## start INFORMATION SUPPLIED

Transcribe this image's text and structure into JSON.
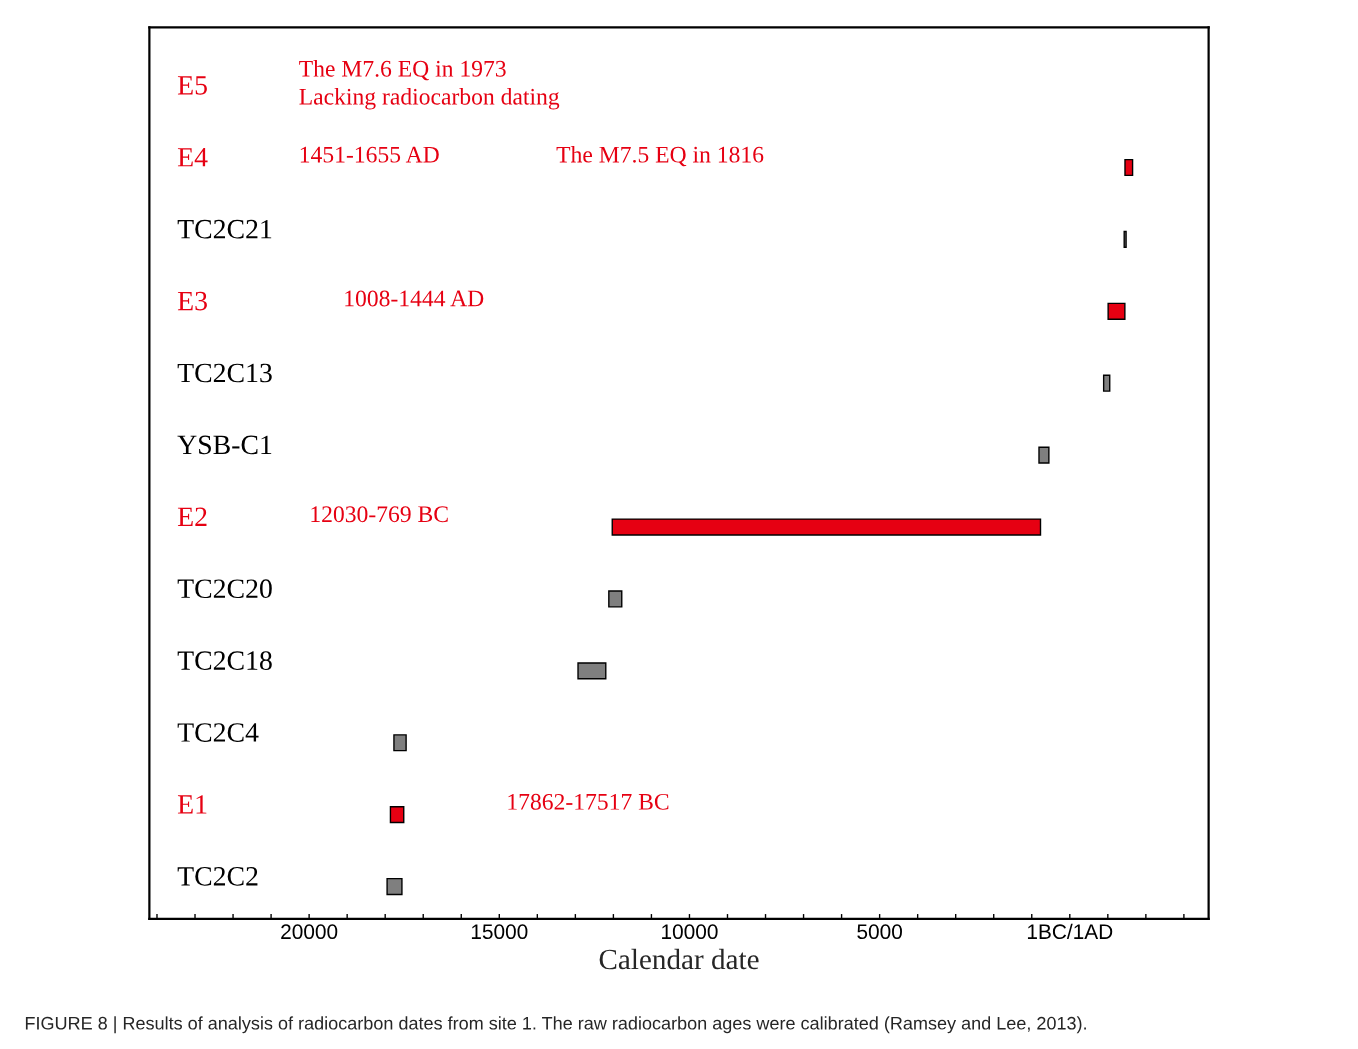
{
  "chart_data": {
    "type": "bar",
    "orientation": "horizontal",
    "xlabel": "Calendar date",
    "categories": [
      "E5",
      "E4",
      "TC2C21",
      "E3",
      "TC2C13",
      "YSB-C1",
      "E2",
      "TC2C20",
      "TC2C18",
      "TC2C4",
      "E1",
      "TC2C2"
    ],
    "base": [
      null,
      -1451,
      -1430,
      -1008,
      -890,
      810,
      12030,
      12120,
      12930,
      17770,
      17862,
      17950
    ],
    "values": [
      null,
      -200,
      -50,
      -440,
      -160,
      -260,
      -11260,
      -340,
      -730,
      -320,
      -350,
      -390
    ],
    "colors": [
      "#e60012",
      "#e60012",
      "#7f7f7f",
      "#e60012",
      "#7f7f7f",
      "#7f7f7f",
      "#e60012",
      "#7f7f7f",
      "#7f7f7f",
      "#7f7f7f",
      "#e60012",
      "#7f7f7f"
    ],
    "xlim": [
      24200,
      -3650
    ],
    "xticks": [
      {
        "value": 24000,
        "label": null
      },
      {
        "value": 23000,
        "label": null
      },
      {
        "value": 22000,
        "label": null
      },
      {
        "value": 21000,
        "label": null
      },
      20000,
      {
        "value": 19000,
        "label": null
      },
      {
        "value": 18000,
        "label": null
      },
      {
        "value": 17000,
        "label": null
      },
      {
        "value": 16000,
        "label": null
      },
      15000,
      {
        "value": 14000,
        "label": null
      },
      {
        "value": 13000,
        "label": null
      },
      {
        "value": 12000,
        "label": null
      },
      {
        "value": 11000,
        "label": null
      },
      10000,
      {
        "value": 9000,
        "label": null
      },
      {
        "value": 8000,
        "label": null
      },
      {
        "value": 7000,
        "label": null
      },
      {
        "value": 6000,
        "label": null
      },
      5000,
      {
        "value": 4000,
        "label": null
      },
      {
        "value": 3000,
        "label": null
      },
      {
        "value": 2000,
        "label": null
      },
      {
        "value": 1000,
        "label": null
      },
      {
        "value": 0,
        "label": "1BC/1AD"
      },
      {
        "value": -1000,
        "label": null
      },
      {
        "value": -2000,
        "label": null
      },
      {
        "value": -3000,
        "label": null
      }
    ],
    "tick_labels": "x",
    "grid": false,
    "legend": false,
    "annotations": [
      "The M7.6 EQ in 1973\nLacking radiocarbon dating",
      "1451-1655 AD",
      "The M7.5 EQ in 1816",
      "1008-1444 AD",
      "12030-769 BC",
      "17862-17517 BC",
      "FIGURE 8 | Results of analysis of radiocarbon dates from site 1. The raw radiocarbon ages were calibrated (Ramsey and Lee, 2013)."
    ]
  }
}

## end INFORMATION SUPPLIED

**SET EXERCISE:** Go through the records. Copy each line where "radiocarbon" appears.

**TASK SOLUTION:**
      "The M7.6 EQ in 1973\nLacking radiocarbon dating",
      "FIGURE 8 | Results of analysis of radiocarbon dates from site 1. The raw radiocarbon ages were calibrated (Ramsey and Lee, 2013)."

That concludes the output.